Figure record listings
..........
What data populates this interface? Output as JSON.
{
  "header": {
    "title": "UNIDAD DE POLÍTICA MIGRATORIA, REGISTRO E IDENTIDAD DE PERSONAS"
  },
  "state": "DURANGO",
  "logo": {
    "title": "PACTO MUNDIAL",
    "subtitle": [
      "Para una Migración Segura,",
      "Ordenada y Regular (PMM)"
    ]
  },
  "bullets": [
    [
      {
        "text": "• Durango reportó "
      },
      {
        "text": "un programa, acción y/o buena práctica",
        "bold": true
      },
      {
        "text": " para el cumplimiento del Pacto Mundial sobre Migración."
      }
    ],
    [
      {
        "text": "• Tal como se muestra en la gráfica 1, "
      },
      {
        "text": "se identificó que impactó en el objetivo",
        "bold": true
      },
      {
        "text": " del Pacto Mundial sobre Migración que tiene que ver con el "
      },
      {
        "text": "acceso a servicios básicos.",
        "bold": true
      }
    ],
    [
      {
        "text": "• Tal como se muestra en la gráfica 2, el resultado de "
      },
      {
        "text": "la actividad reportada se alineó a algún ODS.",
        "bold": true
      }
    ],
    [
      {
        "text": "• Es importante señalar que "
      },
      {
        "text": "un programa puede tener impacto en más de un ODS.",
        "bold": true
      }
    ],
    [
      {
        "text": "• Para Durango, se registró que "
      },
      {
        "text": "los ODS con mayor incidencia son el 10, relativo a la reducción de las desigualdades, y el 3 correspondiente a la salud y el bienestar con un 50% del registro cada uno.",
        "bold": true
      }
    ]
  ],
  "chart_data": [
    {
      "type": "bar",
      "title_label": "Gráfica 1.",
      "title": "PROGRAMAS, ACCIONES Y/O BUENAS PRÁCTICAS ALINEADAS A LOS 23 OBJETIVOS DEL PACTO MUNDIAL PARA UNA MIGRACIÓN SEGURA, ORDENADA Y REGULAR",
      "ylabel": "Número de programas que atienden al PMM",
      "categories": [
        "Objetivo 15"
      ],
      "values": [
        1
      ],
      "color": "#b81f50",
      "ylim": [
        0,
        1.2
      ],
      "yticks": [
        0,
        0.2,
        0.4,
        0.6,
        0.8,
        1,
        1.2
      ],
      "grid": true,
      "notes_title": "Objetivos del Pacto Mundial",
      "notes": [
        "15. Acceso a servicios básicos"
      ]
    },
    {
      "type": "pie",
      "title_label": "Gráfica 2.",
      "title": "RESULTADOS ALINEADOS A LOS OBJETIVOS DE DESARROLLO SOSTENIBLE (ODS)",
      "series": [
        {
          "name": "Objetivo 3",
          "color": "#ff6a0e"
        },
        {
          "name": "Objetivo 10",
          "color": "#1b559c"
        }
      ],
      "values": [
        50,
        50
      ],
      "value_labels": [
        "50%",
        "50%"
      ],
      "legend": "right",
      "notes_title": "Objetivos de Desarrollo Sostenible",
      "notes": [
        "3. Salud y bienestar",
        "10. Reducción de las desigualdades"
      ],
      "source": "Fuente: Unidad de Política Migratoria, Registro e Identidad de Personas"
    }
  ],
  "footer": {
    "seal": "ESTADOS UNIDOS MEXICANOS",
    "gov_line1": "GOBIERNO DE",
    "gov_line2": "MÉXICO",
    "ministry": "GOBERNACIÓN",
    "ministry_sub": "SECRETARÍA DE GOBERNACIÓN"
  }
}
..........
What the task requires:
Give all the entries again exactly; leave none out.

The response:
What data populates this interface? Output as JSON.
{
  "header": {
    "title": "UNIDAD DE POLÍTICA MIGRATORIA, REGISTRO E IDENTIDAD DE PERSONAS"
  },
  "state": "DURANGO",
  "logo": {
    "title": "PACTO MUNDIAL",
    "subtitle": [
      "Para una Migración Segura,",
      "Ordenada y Regular (PMM)"
    ]
  },
  "bullets": [
    [
      {
        "text": "• Durango reportó "
      },
      {
        "text": "un programa, acción y/o buena práctica",
        "bold": true
      },
      {
        "text": " para el cumplimiento del Pacto Mundial sobre Migración."
      }
    ],
    [
      {
        "text": "• Tal como se muestra en la gráfica 1, "
      },
      {
        "text": "se identificó que impactó en el objetivo",
        "bold": true
      },
      {
        "text": " del Pacto Mundial sobre Migración que tiene que ver con el "
      },
      {
        "text": "acceso a servicios básicos.",
        "bold": true
      }
    ],
    [
      {
        "text": "• Tal como se muestra en la gráfica 2, el resultado de "
      },
      {
        "text": "la actividad reportada se alineó a algún ODS.",
        "bold": true
      }
    ],
    [
      {
        "text": "• Es importante señalar que "
      },
      {
        "text": "un programa puede tener impacto en más de un ODS.",
        "bold": true
      }
    ],
    [
      {
        "text": "• Para Durango, se registró que "
      },
      {
        "text": "los ODS con mayor incidencia son el 10, relativo a la reducción de las desigualdades, y el 3 correspondiente a la salud y el bienestar con un 50% del registro cada uno.",
        "bold": true
      }
    ]
  ],
  "chart_data": [
    {
      "type": "bar",
      "title_label": "Gráfica 1.",
      "title": "PROGRAMAS, ACCIONES Y/O BUENAS PRÁCTICAS ALINEADAS A LOS 23 OBJETIVOS DEL PACTO MUNDIAL PARA UNA MIGRACIÓN SEGURA, ORDENADA Y REGULAR",
      "ylabel": "Número de programas que atienden al PMM",
      "categories": [
        "Objetivo 15"
      ],
      "values": [
        1
      ],
      "color": "#b81f50",
      "ylim": [
        0,
        1.2
      ],
      "yticks": [
        0,
        0.2,
        0.4,
        0.6,
        0.8,
        1,
        1.2
      ],
      "grid": true,
      "notes_title": "Objetivos del Pacto Mundial",
      "notes": [
        "15. Acceso a servicios básicos"
      ]
    },
    {
      "type": "pie",
      "title_label": "Gráfica 2.",
      "title": "RESULTADOS ALINEADOS A LOS OBJETIVOS DE DESARROLLO SOSTENIBLE (ODS)",
      "series": [
        {
          "name": "Objetivo 3",
          "color": "#ff6a0e"
        },
        {
          "name": "Objetivo 10",
          "color": "#1b559c"
        }
      ],
      "values": [
        50,
        50
      ],
      "value_labels": [
        "50%",
        "50%"
      ],
      "legend": "right",
      "notes_title": "Objetivos de Desarrollo Sostenible",
      "notes": [
        "3. Salud y bienestar",
        "10. Reducción de las desigualdades"
      ],
      "source": "Fuente: Unidad de Política Migratoria, Registro e Identidad de Personas"
    }
  ],
  "footer": {
    "seal": "ESTADOS UNIDOS MEXICANOS",
    "gov_line1": "GOBIERNO DE",
    "gov_line2": "MÉXICO",
    "ministry": "GOBERNACIÓN",
    "ministry_sub": "SECRETARÍA DE GOBERNACIÓN"
  }
}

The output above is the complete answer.